[Dataset records]
=-=-=

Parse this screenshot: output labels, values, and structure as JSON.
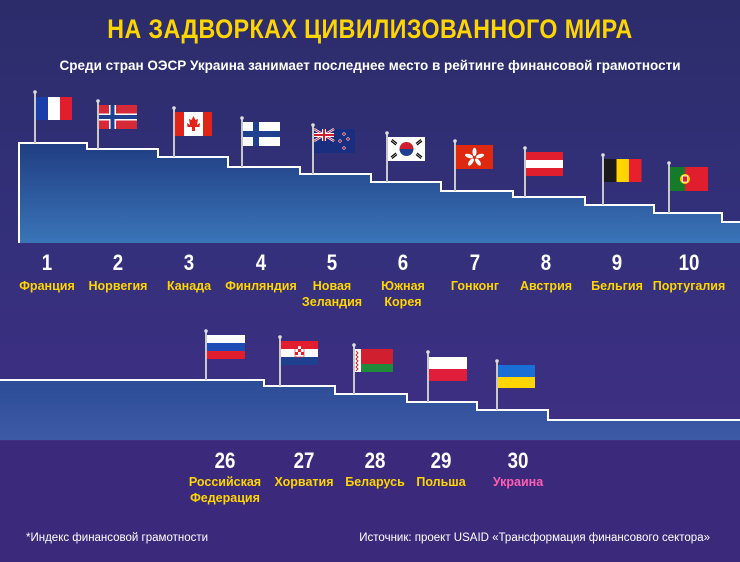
{
  "title": "НА ЗАДВОРКАХ ЦИВИЛИЗОВАННОГО МИРА",
  "subtitle": "Среди стран ОЭСР Украина занимает последнее место в рейтинге финансовой грамотности",
  "footnote": "*Индекс финансовой грамотности",
  "source": "Источник: проект USAID «Трансформация финансового сектора»",
  "colors": {
    "title": "#ffd500",
    "country_label": "#ffd500",
    "highlight_label": "#ff5db0",
    "stairs_edge": "#ffffff"
  },
  "chart_data": {
    "type": "table",
    "title": "НА ЗАДВОРКАХ ЦИВИЛИЗОВАННОГО МИРА",
    "rows": [
      {
        "rank": "1",
        "country": "Франция",
        "flag": "flag-france"
      },
      {
        "rank": "2",
        "country": "Норвегия",
        "flag": "flag-norway"
      },
      {
        "rank": "3",
        "country": "Канада",
        "flag": "flag-canada"
      },
      {
        "rank": "4",
        "country": "Финляндия",
        "flag": "flag-finland"
      },
      {
        "rank": "5",
        "country": "Новая Зеландия",
        "flag": "flag-new-zealand"
      },
      {
        "rank": "6",
        "country": "Южная Корея",
        "flag": "flag-south-korea"
      },
      {
        "rank": "7",
        "country": "Гонконг",
        "flag": "flag-hong-kong"
      },
      {
        "rank": "8",
        "country": "Австрия",
        "flag": "flag-austria"
      },
      {
        "rank": "9",
        "country": "Бельгия",
        "flag": "flag-belgium"
      },
      {
        "rank": "10",
        "country": "Португалия",
        "flag": "flag-portugal"
      },
      {
        "rank": "26",
        "country": "Российская Федерация",
        "flag": "flag-russia"
      },
      {
        "rank": "27",
        "country": "Хорватия",
        "flag": "flag-croatia"
      },
      {
        "rank": "28",
        "country": "Беларусь",
        "flag": "flag-belarus"
      },
      {
        "rank": "29",
        "country": "Польша",
        "flag": "flag-poland"
      },
      {
        "rank": "30",
        "country": "Украина",
        "flag": "flag-ukraine",
        "highlight": true
      }
    ]
  }
}
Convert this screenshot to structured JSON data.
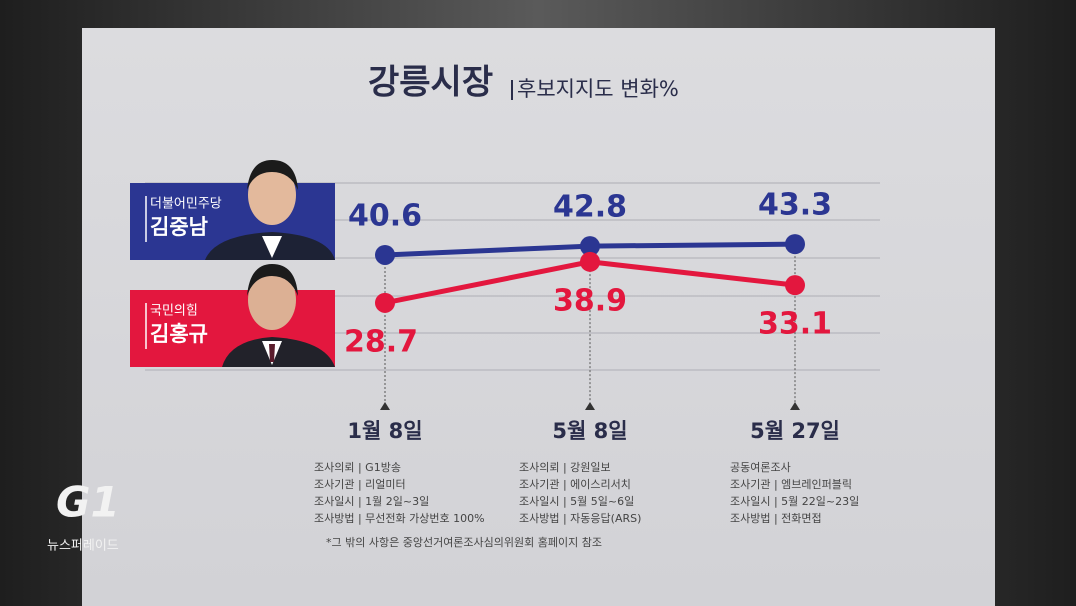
{
  "chart_data": {
    "type": "line",
    "title": "강릉시장",
    "subtitle": "후보지지도 변화%",
    "categories": [
      "1월 8일",
      "5월 8일",
      "5월 27일"
    ],
    "series": [
      {
        "name": "김중남",
        "party": "더불어민주당",
        "color": "#2b3692",
        "values": [
          40.6,
          42.8,
          43.3
        ]
      },
      {
        "name": "김홍규",
        "party": "국민의힘",
        "color": "#e3173e",
        "values": [
          28.7,
          38.9,
          33.1
        ]
      }
    ],
    "ylim": [
      12,
      58.5
    ],
    "survey_info": [
      [
        "조사의뢰 | G1방송",
        "조사기관 | 리얼미터",
        "조사일시 | 1월 2일~3일",
        "조사방법 | 무선전화 가상번호 100%"
      ],
      [
        "조사의뢰 | 강원일보",
        "조사기관 | 에이스리서치",
        "조사일시 | 5월 5일~6일",
        "조사방법 | 자동응답(ARS)"
      ],
      [
        "공동여론조사",
        "조사기관 | 엠브레인퍼블릭",
        "조사일시 | 5월 22일~23일",
        "조사방법 | 전화면접"
      ]
    ],
    "footnote": "*그 밖의 사항은 중앙선거여론조사심의위원회 홈페이지 참조",
    "logo": "G1",
    "program": "뉴스퍼레이드"
  }
}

=-=-=

**Written request:**
Go through the data and gather every line that holds "screenshot".

**Complete answer:**
Parse this screenshot: output labels, values, and structure as JSON.
Convert this screenshot to structured JSON data.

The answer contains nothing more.